(What is needed) The listing below should be written out exactly; please include all of it.

[Stored records]
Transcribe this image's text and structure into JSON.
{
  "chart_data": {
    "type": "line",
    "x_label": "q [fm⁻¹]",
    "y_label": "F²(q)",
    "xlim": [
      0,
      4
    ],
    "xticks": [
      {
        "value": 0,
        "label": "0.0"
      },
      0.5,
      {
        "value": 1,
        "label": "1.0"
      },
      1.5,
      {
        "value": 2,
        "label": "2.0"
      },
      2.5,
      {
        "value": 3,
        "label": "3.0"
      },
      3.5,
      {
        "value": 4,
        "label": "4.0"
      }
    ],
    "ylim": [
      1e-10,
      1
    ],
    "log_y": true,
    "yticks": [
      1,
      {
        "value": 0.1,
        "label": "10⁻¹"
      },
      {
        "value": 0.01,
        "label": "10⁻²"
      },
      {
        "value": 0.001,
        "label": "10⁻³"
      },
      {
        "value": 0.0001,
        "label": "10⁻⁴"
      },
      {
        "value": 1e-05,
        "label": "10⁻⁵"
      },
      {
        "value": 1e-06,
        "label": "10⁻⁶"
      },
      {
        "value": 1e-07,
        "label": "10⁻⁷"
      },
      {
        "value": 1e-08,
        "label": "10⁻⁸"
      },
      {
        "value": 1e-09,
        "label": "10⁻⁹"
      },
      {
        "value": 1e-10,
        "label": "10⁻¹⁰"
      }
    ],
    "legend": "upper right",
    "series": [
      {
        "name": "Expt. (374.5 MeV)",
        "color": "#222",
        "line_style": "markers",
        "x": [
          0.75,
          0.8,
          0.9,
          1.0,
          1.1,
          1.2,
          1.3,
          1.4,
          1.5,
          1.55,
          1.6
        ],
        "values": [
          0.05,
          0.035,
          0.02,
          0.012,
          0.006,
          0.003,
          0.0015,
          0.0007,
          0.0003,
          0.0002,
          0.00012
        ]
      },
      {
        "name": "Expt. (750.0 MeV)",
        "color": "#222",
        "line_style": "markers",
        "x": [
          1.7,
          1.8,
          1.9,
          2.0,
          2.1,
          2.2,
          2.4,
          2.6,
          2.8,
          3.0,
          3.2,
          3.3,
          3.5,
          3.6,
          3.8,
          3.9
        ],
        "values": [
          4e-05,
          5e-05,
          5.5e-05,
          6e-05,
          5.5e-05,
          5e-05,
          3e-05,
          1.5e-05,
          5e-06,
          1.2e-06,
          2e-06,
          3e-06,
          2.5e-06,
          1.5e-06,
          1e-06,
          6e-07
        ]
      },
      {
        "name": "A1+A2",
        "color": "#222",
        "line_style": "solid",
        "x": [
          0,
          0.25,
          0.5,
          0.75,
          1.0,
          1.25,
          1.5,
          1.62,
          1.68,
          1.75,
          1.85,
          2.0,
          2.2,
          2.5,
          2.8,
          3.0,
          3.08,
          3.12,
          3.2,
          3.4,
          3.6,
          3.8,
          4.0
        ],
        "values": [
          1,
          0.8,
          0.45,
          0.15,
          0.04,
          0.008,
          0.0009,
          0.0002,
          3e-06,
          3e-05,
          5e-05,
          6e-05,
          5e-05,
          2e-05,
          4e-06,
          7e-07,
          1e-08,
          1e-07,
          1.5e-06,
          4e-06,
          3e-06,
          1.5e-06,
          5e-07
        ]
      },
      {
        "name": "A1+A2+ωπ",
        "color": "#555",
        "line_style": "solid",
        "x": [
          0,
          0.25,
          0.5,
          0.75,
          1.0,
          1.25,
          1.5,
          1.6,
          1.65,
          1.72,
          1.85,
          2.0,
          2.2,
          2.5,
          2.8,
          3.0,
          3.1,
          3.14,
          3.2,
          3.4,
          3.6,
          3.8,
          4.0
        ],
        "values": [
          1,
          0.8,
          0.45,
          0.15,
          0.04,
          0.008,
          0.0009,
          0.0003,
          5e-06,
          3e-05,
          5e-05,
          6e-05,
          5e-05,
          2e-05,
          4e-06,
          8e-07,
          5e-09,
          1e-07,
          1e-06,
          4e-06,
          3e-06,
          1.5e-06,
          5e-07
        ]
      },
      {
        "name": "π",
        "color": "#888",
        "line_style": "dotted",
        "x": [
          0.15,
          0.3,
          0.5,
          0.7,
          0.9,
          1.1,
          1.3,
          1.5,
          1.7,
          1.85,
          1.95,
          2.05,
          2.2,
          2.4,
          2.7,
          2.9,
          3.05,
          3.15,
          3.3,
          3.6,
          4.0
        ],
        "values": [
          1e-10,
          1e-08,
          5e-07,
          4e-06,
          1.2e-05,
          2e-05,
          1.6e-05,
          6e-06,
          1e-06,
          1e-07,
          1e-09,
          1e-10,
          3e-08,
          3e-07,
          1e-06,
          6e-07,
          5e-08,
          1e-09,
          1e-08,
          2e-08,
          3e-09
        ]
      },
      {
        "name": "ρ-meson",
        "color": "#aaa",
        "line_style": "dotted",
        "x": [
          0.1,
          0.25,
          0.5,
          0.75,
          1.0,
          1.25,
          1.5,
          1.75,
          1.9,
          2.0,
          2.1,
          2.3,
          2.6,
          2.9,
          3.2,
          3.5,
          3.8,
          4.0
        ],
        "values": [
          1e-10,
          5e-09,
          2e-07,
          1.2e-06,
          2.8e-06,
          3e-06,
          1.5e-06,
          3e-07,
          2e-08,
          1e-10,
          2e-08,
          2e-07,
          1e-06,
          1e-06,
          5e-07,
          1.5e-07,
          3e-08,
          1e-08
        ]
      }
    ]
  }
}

(Finished answer)
Transcribe this image's text and structure into JSON.
{
  "chart_data": {
    "type": "line",
    "x_label": "q [fm⁻¹]",
    "y_label": "F²(q)",
    "xlim": [
      0,
      4
    ],
    "xticks": [
      {
        "value": 0,
        "label": "0.0"
      },
      0.5,
      {
        "value": 1,
        "label": "1.0"
      },
      1.5,
      {
        "value": 2,
        "label": "2.0"
      },
      2.5,
      {
        "value": 3,
        "label": "3.0"
      },
      3.5,
      {
        "value": 4,
        "label": "4.0"
      }
    ],
    "ylim": [
      1e-10,
      1
    ],
    "log_y": true,
    "yticks": [
      1,
      {
        "value": 0.1,
        "label": "10⁻¹"
      },
      {
        "value": 0.01,
        "label": "10⁻²"
      },
      {
        "value": 0.001,
        "label": "10⁻³"
      },
      {
        "value": 0.0001,
        "label": "10⁻⁴"
      },
      {
        "value": 1e-05,
        "label": "10⁻⁵"
      },
      {
        "value": 1e-06,
        "label": "10⁻⁶"
      },
      {
        "value": 1e-07,
        "label": "10⁻⁷"
      },
      {
        "value": 1e-08,
        "label": "10⁻⁸"
      },
      {
        "value": 1e-09,
        "label": "10⁻⁹"
      },
      {
        "value": 1e-10,
        "label": "10⁻¹⁰"
      }
    ],
    "legend": "upper right",
    "series": [
      {
        "name": "Expt. (374.5 MeV)",
        "color": "#222",
        "line_style": "markers",
        "x": [
          0.75,
          0.8,
          0.9,
          1.0,
          1.1,
          1.2,
          1.3,
          1.4,
          1.5,
          1.55,
          1.6
        ],
        "values": [
          0.05,
          0.035,
          0.02,
          0.012,
          0.006,
          0.003,
          0.0015,
          0.0007,
          0.0003,
          0.0002,
          0.00012
        ]
      },
      {
        "name": "Expt. (750.0 MeV)",
        "color": "#222",
        "line_style": "markers",
        "x": [
          1.7,
          1.8,
          1.9,
          2.0,
          2.1,
          2.2,
          2.4,
          2.6,
          2.8,
          3.0,
          3.2,
          3.3,
          3.5,
          3.6,
          3.8,
          3.9
        ],
        "values": [
          4e-05,
          5e-05,
          5.5e-05,
          6e-05,
          5.5e-05,
          5e-05,
          3e-05,
          1.5e-05,
          5e-06,
          1.2e-06,
          2e-06,
          3e-06,
          2.5e-06,
          1.5e-06,
          1e-06,
          6e-07
        ]
      },
      {
        "name": "A1+A2",
        "color": "#222",
        "line_style": "solid",
        "x": [
          0,
          0.25,
          0.5,
          0.75,
          1.0,
          1.25,
          1.5,
          1.62,
          1.68,
          1.75,
          1.85,
          2.0,
          2.2,
          2.5,
          2.8,
          3.0,
          3.08,
          3.12,
          3.2,
          3.4,
          3.6,
          3.8,
          4.0
        ],
        "values": [
          1,
          0.8,
          0.45,
          0.15,
          0.04,
          0.008,
          0.0009,
          0.0002,
          3e-06,
          3e-05,
          5e-05,
          6e-05,
          5e-05,
          2e-05,
          4e-06,
          7e-07,
          1e-08,
          1e-07,
          1.5e-06,
          4e-06,
          3e-06,
          1.5e-06,
          5e-07
        ]
      },
      {
        "name": "A1+A2+ωπ",
        "color": "#555",
        "line_style": "solid",
        "x": [
          0,
          0.25,
          0.5,
          0.75,
          1.0,
          1.25,
          1.5,
          1.6,
          1.65,
          1.72,
          1.85,
          2.0,
          2.2,
          2.5,
          2.8,
          3.0,
          3.1,
          3.14,
          3.2,
          3.4,
          3.6,
          3.8,
          4.0
        ],
        "values": [
          1,
          0.8,
          0.45,
          0.15,
          0.04,
          0.008,
          0.0009,
          0.0003,
          5e-06,
          3e-05,
          5e-05,
          6e-05,
          5e-05,
          2e-05,
          4e-06,
          8e-07,
          5e-09,
          1e-07,
          1e-06,
          4e-06,
          3e-06,
          1.5e-06,
          5e-07
        ]
      },
      {
        "name": "π",
        "color": "#888",
        "line_style": "dotted",
        "x": [
          0.15,
          0.3,
          0.5,
          0.7,
          0.9,
          1.1,
          1.3,
          1.5,
          1.7,
          1.85,
          1.95,
          2.05,
          2.2,
          2.4,
          2.7,
          2.9,
          3.05,
          3.15,
          3.3,
          3.6,
          4.0
        ],
        "values": [
          1e-10,
          1e-08,
          5e-07,
          4e-06,
          1.2e-05,
          2e-05,
          1.6e-05,
          6e-06,
          1e-06,
          1e-07,
          1e-09,
          1e-10,
          3e-08,
          3e-07,
          1e-06,
          6e-07,
          5e-08,
          1e-09,
          1e-08,
          2e-08,
          3e-09
        ]
      },
      {
        "name": "ρ-meson",
        "color": "#aaa",
        "line_style": "dotted",
        "x": [
          0.1,
          0.25,
          0.5,
          0.75,
          1.0,
          1.25,
          1.5,
          1.75,
          1.9,
          2.0,
          2.1,
          2.3,
          2.6,
          2.9,
          3.2,
          3.5,
          3.8,
          4.0
        ],
        "values": [
          1e-10,
          5e-09,
          2e-07,
          1.2e-06,
          2.8e-06,
          3e-06,
          1.5e-06,
          3e-07,
          2e-08,
          1e-10,
          2e-08,
          2e-07,
          1e-06,
          1e-06,
          5e-07,
          1.5e-07,
          3e-08,
          1e-08
        ]
      }
    ]
  }
}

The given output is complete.